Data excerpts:
[Start]
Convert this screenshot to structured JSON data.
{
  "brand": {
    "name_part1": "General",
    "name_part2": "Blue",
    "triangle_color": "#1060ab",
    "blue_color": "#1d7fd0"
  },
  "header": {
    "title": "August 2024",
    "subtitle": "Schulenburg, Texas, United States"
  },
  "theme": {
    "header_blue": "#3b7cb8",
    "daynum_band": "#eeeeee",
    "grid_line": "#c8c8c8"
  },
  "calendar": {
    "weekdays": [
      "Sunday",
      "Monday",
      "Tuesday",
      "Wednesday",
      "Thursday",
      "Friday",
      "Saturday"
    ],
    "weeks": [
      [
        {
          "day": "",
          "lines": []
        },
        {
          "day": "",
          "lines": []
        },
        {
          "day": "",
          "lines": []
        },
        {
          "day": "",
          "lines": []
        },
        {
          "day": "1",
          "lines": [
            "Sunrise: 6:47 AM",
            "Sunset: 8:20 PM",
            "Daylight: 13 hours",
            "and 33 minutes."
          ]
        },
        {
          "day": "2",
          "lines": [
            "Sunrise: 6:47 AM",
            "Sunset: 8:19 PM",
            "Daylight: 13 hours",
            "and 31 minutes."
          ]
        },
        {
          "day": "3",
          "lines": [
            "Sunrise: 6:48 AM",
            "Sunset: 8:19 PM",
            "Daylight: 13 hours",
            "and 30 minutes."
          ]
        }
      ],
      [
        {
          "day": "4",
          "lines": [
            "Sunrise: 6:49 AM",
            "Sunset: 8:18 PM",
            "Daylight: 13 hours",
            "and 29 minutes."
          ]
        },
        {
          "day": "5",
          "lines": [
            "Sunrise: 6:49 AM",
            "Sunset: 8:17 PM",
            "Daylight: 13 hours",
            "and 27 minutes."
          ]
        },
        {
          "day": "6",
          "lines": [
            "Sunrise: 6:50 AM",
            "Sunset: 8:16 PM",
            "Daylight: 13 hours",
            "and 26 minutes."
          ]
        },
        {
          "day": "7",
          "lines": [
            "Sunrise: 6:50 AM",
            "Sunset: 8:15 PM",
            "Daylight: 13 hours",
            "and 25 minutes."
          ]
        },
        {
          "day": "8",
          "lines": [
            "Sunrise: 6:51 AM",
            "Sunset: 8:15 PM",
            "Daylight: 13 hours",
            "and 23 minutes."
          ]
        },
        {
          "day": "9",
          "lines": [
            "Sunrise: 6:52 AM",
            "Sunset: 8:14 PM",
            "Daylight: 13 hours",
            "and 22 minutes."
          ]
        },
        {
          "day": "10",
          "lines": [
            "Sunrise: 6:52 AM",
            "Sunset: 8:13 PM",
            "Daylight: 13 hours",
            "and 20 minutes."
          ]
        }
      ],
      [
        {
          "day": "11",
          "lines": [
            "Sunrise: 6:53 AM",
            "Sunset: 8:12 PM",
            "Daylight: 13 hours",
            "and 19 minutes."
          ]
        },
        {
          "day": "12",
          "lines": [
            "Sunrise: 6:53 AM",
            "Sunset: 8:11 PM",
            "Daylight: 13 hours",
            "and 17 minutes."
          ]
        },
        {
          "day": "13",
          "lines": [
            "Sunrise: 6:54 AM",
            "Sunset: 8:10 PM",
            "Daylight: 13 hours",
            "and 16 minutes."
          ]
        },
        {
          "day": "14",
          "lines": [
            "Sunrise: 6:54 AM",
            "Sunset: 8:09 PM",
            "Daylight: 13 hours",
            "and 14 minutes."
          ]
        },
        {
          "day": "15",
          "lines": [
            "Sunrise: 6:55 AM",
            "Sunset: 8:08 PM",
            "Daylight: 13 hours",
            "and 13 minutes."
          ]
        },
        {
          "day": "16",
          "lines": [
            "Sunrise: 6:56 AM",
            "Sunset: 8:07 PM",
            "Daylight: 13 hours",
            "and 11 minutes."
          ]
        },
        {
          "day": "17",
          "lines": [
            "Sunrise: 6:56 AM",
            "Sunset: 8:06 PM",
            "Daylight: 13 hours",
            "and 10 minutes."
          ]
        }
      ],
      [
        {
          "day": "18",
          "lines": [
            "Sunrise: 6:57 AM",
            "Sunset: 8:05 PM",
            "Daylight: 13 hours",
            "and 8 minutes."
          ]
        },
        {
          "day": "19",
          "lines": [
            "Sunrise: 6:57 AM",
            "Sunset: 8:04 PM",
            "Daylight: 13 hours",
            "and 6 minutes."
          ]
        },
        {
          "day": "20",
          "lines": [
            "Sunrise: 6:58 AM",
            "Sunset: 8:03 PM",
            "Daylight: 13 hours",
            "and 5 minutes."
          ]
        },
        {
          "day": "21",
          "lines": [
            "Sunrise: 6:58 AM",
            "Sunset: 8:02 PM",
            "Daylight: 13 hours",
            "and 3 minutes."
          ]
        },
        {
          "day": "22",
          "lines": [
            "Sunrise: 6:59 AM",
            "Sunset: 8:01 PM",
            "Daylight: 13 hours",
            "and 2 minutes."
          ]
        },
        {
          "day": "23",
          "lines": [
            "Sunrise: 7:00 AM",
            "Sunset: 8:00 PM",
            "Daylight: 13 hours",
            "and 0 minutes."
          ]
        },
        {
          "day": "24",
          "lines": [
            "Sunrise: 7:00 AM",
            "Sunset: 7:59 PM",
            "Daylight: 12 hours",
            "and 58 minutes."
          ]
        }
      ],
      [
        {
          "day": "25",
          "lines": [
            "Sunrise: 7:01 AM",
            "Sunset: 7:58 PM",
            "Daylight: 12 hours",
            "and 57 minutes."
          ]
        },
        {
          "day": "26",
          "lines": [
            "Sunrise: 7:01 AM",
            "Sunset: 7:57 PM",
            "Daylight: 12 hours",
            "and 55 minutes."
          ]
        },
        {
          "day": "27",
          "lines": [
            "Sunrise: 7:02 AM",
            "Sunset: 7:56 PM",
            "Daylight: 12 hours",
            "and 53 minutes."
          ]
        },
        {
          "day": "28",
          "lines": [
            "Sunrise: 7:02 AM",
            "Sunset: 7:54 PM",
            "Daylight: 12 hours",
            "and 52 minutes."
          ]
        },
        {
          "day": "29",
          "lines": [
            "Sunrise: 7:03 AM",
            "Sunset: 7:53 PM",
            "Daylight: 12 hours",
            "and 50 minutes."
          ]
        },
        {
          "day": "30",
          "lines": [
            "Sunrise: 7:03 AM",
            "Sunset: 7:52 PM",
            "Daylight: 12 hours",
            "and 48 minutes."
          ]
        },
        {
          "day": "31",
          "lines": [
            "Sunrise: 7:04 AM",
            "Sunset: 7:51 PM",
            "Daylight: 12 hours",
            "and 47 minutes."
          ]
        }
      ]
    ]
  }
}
[End]
TASK DESCRIPTION: Each record above should be returned exactly as it appears.

REPLY:
Convert this screenshot to structured JSON data.
{
  "brand": {
    "name_part1": "General",
    "name_part2": "Blue",
    "triangle_color": "#1060ab",
    "blue_color": "#1d7fd0"
  },
  "header": {
    "title": "August 2024",
    "subtitle": "Schulenburg, Texas, United States"
  },
  "theme": {
    "header_blue": "#3b7cb8",
    "daynum_band": "#eeeeee",
    "grid_line": "#c8c8c8"
  },
  "calendar": {
    "weekdays": [
      "Sunday",
      "Monday",
      "Tuesday",
      "Wednesday",
      "Thursday",
      "Friday",
      "Saturday"
    ],
    "weeks": [
      [
        {
          "day": "",
          "lines": []
        },
        {
          "day": "",
          "lines": []
        },
        {
          "day": "",
          "lines": []
        },
        {
          "day": "",
          "lines": []
        },
        {
          "day": "1",
          "lines": [
            "Sunrise: 6:47 AM",
            "Sunset: 8:20 PM",
            "Daylight: 13 hours",
            "and 33 minutes."
          ]
        },
        {
          "day": "2",
          "lines": [
            "Sunrise: 6:47 AM",
            "Sunset: 8:19 PM",
            "Daylight: 13 hours",
            "and 31 minutes."
          ]
        },
        {
          "day": "3",
          "lines": [
            "Sunrise: 6:48 AM",
            "Sunset: 8:19 PM",
            "Daylight: 13 hours",
            "and 30 minutes."
          ]
        }
      ],
      [
        {
          "day": "4",
          "lines": [
            "Sunrise: 6:49 AM",
            "Sunset: 8:18 PM",
            "Daylight: 13 hours",
            "and 29 minutes."
          ]
        },
        {
          "day": "5",
          "lines": [
            "Sunrise: 6:49 AM",
            "Sunset: 8:17 PM",
            "Daylight: 13 hours",
            "and 27 minutes."
          ]
        },
        {
          "day": "6",
          "lines": [
            "Sunrise: 6:50 AM",
            "Sunset: 8:16 PM",
            "Daylight: 13 hours",
            "and 26 minutes."
          ]
        },
        {
          "day": "7",
          "lines": [
            "Sunrise: 6:50 AM",
            "Sunset: 8:15 PM",
            "Daylight: 13 hours",
            "and 25 minutes."
          ]
        },
        {
          "day": "8",
          "lines": [
            "Sunrise: 6:51 AM",
            "Sunset: 8:15 PM",
            "Daylight: 13 hours",
            "and 23 minutes."
          ]
        },
        {
          "day": "9",
          "lines": [
            "Sunrise: 6:52 AM",
            "Sunset: 8:14 PM",
            "Daylight: 13 hours",
            "and 22 minutes."
          ]
        },
        {
          "day": "10",
          "lines": [
            "Sunrise: 6:52 AM",
            "Sunset: 8:13 PM",
            "Daylight: 13 hours",
            "and 20 minutes."
          ]
        }
      ],
      [
        {
          "day": "11",
          "lines": [
            "Sunrise: 6:53 AM",
            "Sunset: 8:12 PM",
            "Daylight: 13 hours",
            "and 19 minutes."
          ]
        },
        {
          "day": "12",
          "lines": [
            "Sunrise: 6:53 AM",
            "Sunset: 8:11 PM",
            "Daylight: 13 hours",
            "and 17 minutes."
          ]
        },
        {
          "day": "13",
          "lines": [
            "Sunrise: 6:54 AM",
            "Sunset: 8:10 PM",
            "Daylight: 13 hours",
            "and 16 minutes."
          ]
        },
        {
          "day": "14",
          "lines": [
            "Sunrise: 6:54 AM",
            "Sunset: 8:09 PM",
            "Daylight: 13 hours",
            "and 14 minutes."
          ]
        },
        {
          "day": "15",
          "lines": [
            "Sunrise: 6:55 AM",
            "Sunset: 8:08 PM",
            "Daylight: 13 hours",
            "and 13 minutes."
          ]
        },
        {
          "day": "16",
          "lines": [
            "Sunrise: 6:56 AM",
            "Sunset: 8:07 PM",
            "Daylight: 13 hours",
            "and 11 minutes."
          ]
        },
        {
          "day": "17",
          "lines": [
            "Sunrise: 6:56 AM",
            "Sunset: 8:06 PM",
            "Daylight: 13 hours",
            "and 10 minutes."
          ]
        }
      ],
      [
        {
          "day": "18",
          "lines": [
            "Sunrise: 6:57 AM",
            "Sunset: 8:05 PM",
            "Daylight: 13 hours",
            "and 8 minutes."
          ]
        },
        {
          "day": "19",
          "lines": [
            "Sunrise: 6:57 AM",
            "Sunset: 8:04 PM",
            "Daylight: 13 hours",
            "and 6 minutes."
          ]
        },
        {
          "day": "20",
          "lines": [
            "Sunrise: 6:58 AM",
            "Sunset: 8:03 PM",
            "Daylight: 13 hours",
            "and 5 minutes."
          ]
        },
        {
          "day": "21",
          "lines": [
            "Sunrise: 6:58 AM",
            "Sunset: 8:02 PM",
            "Daylight: 13 hours",
            "and 3 minutes."
          ]
        },
        {
          "day": "22",
          "lines": [
            "Sunrise: 6:59 AM",
            "Sunset: 8:01 PM",
            "Daylight: 13 hours",
            "and 2 minutes."
          ]
        },
        {
          "day": "23",
          "lines": [
            "Sunrise: 7:00 AM",
            "Sunset: 8:00 PM",
            "Daylight: 13 hours",
            "and 0 minutes."
          ]
        },
        {
          "day": "24",
          "lines": [
            "Sunrise: 7:00 AM",
            "Sunset: 7:59 PM",
            "Daylight: 12 hours",
            "and 58 minutes."
          ]
        }
      ],
      [
        {
          "day": "25",
          "lines": [
            "Sunrise: 7:01 AM",
            "Sunset: 7:58 PM",
            "Daylight: 12 hours",
            "and 57 minutes."
          ]
        },
        {
          "day": "26",
          "lines": [
            "Sunrise: 7:01 AM",
            "Sunset: 7:57 PM",
            "Daylight: 12 hours",
            "and 55 minutes."
          ]
        },
        {
          "day": "27",
          "lines": [
            "Sunrise: 7:02 AM",
            "Sunset: 7:56 PM",
            "Daylight: 12 hours",
            "and 53 minutes."
          ]
        },
        {
          "day": "28",
          "lines": [
            "Sunrise: 7:02 AM",
            "Sunset: 7:54 PM",
            "Daylight: 12 hours",
            "and 52 minutes."
          ]
        },
        {
          "day": "29",
          "lines": [
            "Sunrise: 7:03 AM",
            "Sunset: 7:53 PM",
            "Daylight: 12 hours",
            "and 50 minutes."
          ]
        },
        {
          "day": "30",
          "lines": [
            "Sunrise: 7:03 AM",
            "Sunset: 7:52 PM",
            "Daylight: 12 hours",
            "and 48 minutes."
          ]
        },
        {
          "day": "31",
          "lines": [
            "Sunrise: 7:04 AM",
            "Sunset: 7:51 PM",
            "Daylight: 12 hours",
            "and 47 minutes."
          ]
        }
      ]
    ]
  }
}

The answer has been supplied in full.